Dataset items
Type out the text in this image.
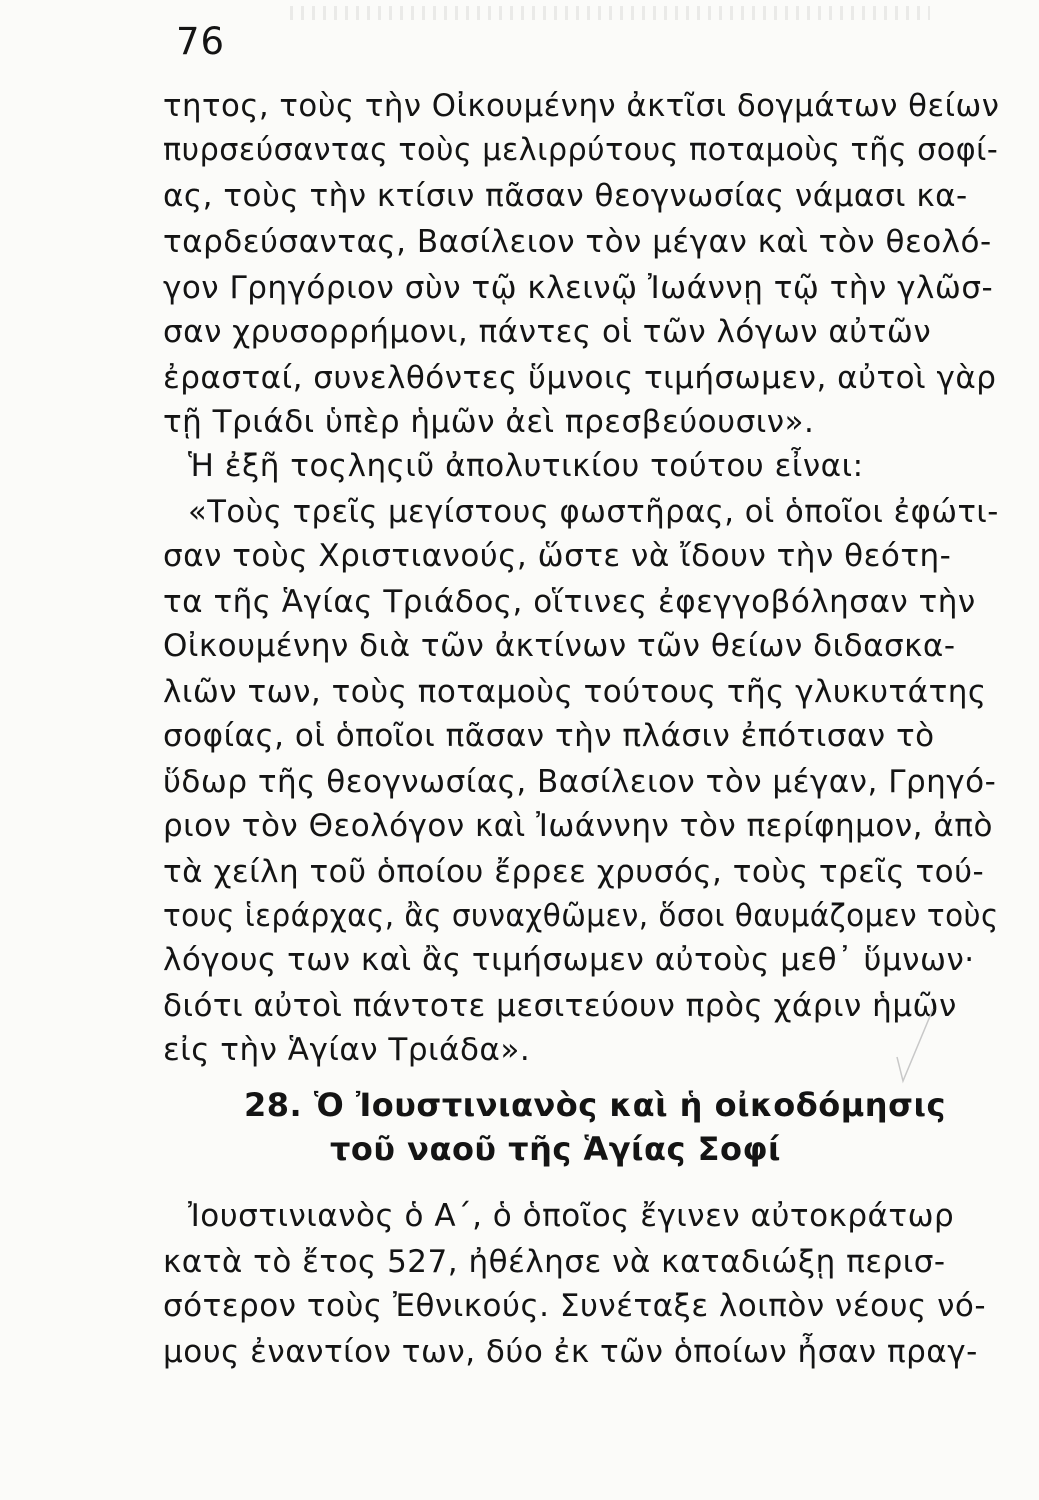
76
τητος, τοὺς τὴν Οἰκουμένην ἀκτῖσι δογμάτων θείων
πυρσεύσαντας τοὺς μελιρρύτους ποταμοὺς τῆς σοφί-
ας, τοὺς τὴν κτίσιν πᾶσαν θεογνωσίας νάμασι κα-
ταρδεύσαντας, Βασίλειον τὸν μέγαν καὶ τὸν θεολό-
γον Γρηγόριον σὺν τῷ κλεινῷ Ἰωάννῃ τῷ τὴν γλῶσ-
σαν χρυσορρήμονι, πάντες οἱ τῶν λόγων αὐτῶν
ἐρασταί, συνελθόντες ὕμνοις τιμήσωμεν, αὐτοὶ γὰρ
τῇ Τριάδι ὑπὲρ ἡμῶν ἀεὶ πρεσβεύουσιν».
Ἡ ἐξῆ τοςληςιῦ ἀπολυτικίου τούτου εἶναι:
«Τοὺς τρεῖς μεγίστους φωστῆρας, οἱ ὁποῖοι ἐφώτι-
σαν τοὺς Χριστιανούς, ὥστε νὰ ἴδουν τὴν θεότη-
τα τῆς Ἁγίας Τριάδος, οἵτινες ἐφεγγοβόλησαν τὴν
Οἰκουμένην διὰ τῶν ἀκτίνων τῶν θείων διδασκα-
λιῶν των, τοὺς ποταμοὺς τούτους τῆς γλυκυτάτης
σοφίας, οἱ ὁποῖοι πᾶσαν τὴν πλάσιν ἐπότισαν τὸ
ὕδωρ τῆς θεογνωσίας, Βασίλειον τὸν μέγαν, Γρηγό-
ριον τὸν Θεολόγον καὶ Ἰωάννην τὸν περίφημον, ἀπὸ
τὰ χείλη τοῦ ὁποίου ἔρρεε χρυσός, τοὺς τρεῖς τού-
τους ἱεράρχας, ἂς συναχθῶμεν, ὅσοι θαυμάζομεν τοὺς
λόγους των καὶ ἂς τιμήσωμεν αὐτοὺς μεθ᾿ ὕμνων·
διότι αὐτοὶ πάντοτε μεσιτεύουν πρὸς χάριν ἡμῶν
εἰς τὴν Ἁγίαν Τριάδα».
28. Ὁ Ἰουστινιανὸς καὶ ἡ οἰκοδόμησις
τοῦ ναοῦ τῆς Ἁγίας Σοφί
Ἰουστινιανὸς ὁ Α΄, ὁ ὁποῖος ἔγινεν αὐτοκράτωρ
κατὰ τὸ ἔτος 527, ἠθέλησε νὰ καταδιώξῃ περισ-
σότερον τοὺς Ἐθνικούς. Συνέταξε λοιπὸν νέους νό-
μους ἐναντίον των, δύο ἐκ τῶν ὁποίων ἦσαν πραγ-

### Aim of the exercise:
Quote every record above exactly, leaving out any pictures.

### Written response:
Type out the text in this image.
76
τητος, τοὺς τὴν Οἰκουμένην ἀκτῖσι δογμάτων θείων
πυρσεύσαντας τοὺς μελιρρύτους ποταμοὺς τῆς σοφί-
ας, τοὺς τὴν κτίσιν πᾶσαν θεογνωσίας νάμασι κα-
ταρδεύσαντας, Βασίλειον τὸν μέγαν καὶ τὸν θεολό-
γον Γρηγόριον σὺν τῷ κλεινῷ Ἰωάννῃ τῷ τὴν γλῶσ-
σαν χρυσορρήμονι, πάντες οἱ τῶν λόγων αὐτῶν
ἐρασταί, συνελθόντες ὕμνοις τιμήσωμεν, αὐτοὶ γὰρ
τῇ Τριάδι ὑπὲρ ἡμῶν ἀεὶ πρεσβεύουσιν».
Ἡ ἐξῆ τοςληςιῦ ἀπολυτικίου τούτου εἶναι:
«Τοὺς τρεῖς μεγίστους φωστῆρας, οἱ ὁποῖοι ἐφώτι-
σαν τοὺς Χριστιανούς, ὥστε νὰ ἴδουν τὴν θεότη-
τα τῆς Ἁγίας Τριάδος, οἵτινες ἐφεγγοβόλησαν τὴν
Οἰκουμένην διὰ τῶν ἀκτίνων τῶν θείων διδασκα-
λιῶν των, τοὺς ποταμοὺς τούτους τῆς γλυκυτάτης
σοφίας, οἱ ὁποῖοι πᾶσαν τὴν πλάσιν ἐπότισαν τὸ
ὕδωρ τῆς θεογνωσίας, Βασίλειον τὸν μέγαν, Γρηγό-
ριον τὸν Θεολόγον καὶ Ἰωάννην τὸν περίφημον, ἀπὸ
τὰ χείλη τοῦ ὁποίου ἔρρεε χρυσός, τοὺς τρεῖς τού-
τους ἱεράρχας, ἂς συναχθῶμεν, ὅσοι θαυμάζομεν τοὺς
λόγους των καὶ ἂς τιμήσωμεν αὐτοὺς μεθ᾿ ὕμνων·
διότι αὐτοὶ πάντοτε μεσιτεύουν πρὸς χάριν ἡμῶν
εἰς τὴν Ἁγίαν Τριάδα».
28. Ὁ Ἰουστινιανὸς καὶ ἡ οἰκοδόμησις
τοῦ ναοῦ τῆς Ἁγίας Σοφί
Ἰουστινιανὸς ὁ Α΄, ὁ ὁποῖος ἔγινεν αὐτοκράτωρ
κατὰ τὸ ἔτος 527, ἠθέλησε νὰ καταδιώξῃ περισ-
σότερον τοὺς Ἐθνικούς. Συνέταξε λοιπὸν νέους νό-
μους ἐναντίον των, δύο ἐκ τῶν ὁποίων ἦσαν πραγ-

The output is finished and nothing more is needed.